### Problem
Print the records below exactly as they appear.

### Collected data

───

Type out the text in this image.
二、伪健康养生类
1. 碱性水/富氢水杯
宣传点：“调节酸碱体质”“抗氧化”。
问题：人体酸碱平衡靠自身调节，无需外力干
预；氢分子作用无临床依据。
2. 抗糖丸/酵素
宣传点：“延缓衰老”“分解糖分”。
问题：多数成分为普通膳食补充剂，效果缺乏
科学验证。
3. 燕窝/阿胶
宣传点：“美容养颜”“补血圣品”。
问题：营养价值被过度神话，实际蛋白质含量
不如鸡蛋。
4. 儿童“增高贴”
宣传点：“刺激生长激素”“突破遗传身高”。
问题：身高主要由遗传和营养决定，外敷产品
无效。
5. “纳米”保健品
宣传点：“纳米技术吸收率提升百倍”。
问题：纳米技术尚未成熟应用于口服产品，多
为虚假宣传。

───

### Task output
Type out the text in this image.
二、伪健康养生类
1. 碱性水/富氢水杯
宣传点：“调节酸碱体质”“抗氧化”。
问题：人体酸碱平衡靠自身调节，无需外力干
预；氢分子作用无临床依据。
2. 抗糖丸/酵素
宣传点：“延缓衰老”“分解糖分”。
问题：多数成分为普通膳食补充剂，效果缺乏
科学验证。
3. 燕窝/阿胶
宣传点：“美容养颜”“补血圣品”。
问题：营养价值被过度神话，实际蛋白质含量
不如鸡蛋。
4. 儿童“增高贴”
宣传点：“刺激生长激素”“突破遗传身高”。
问题：身高主要由遗传和营养决定，外敷产品
无效。
5. “纳米”保健品
宣传点：“纳米技术吸收率提升百倍”。
问题：纳米技术尚未成熟应用于口服产品，多
为虚假宣传。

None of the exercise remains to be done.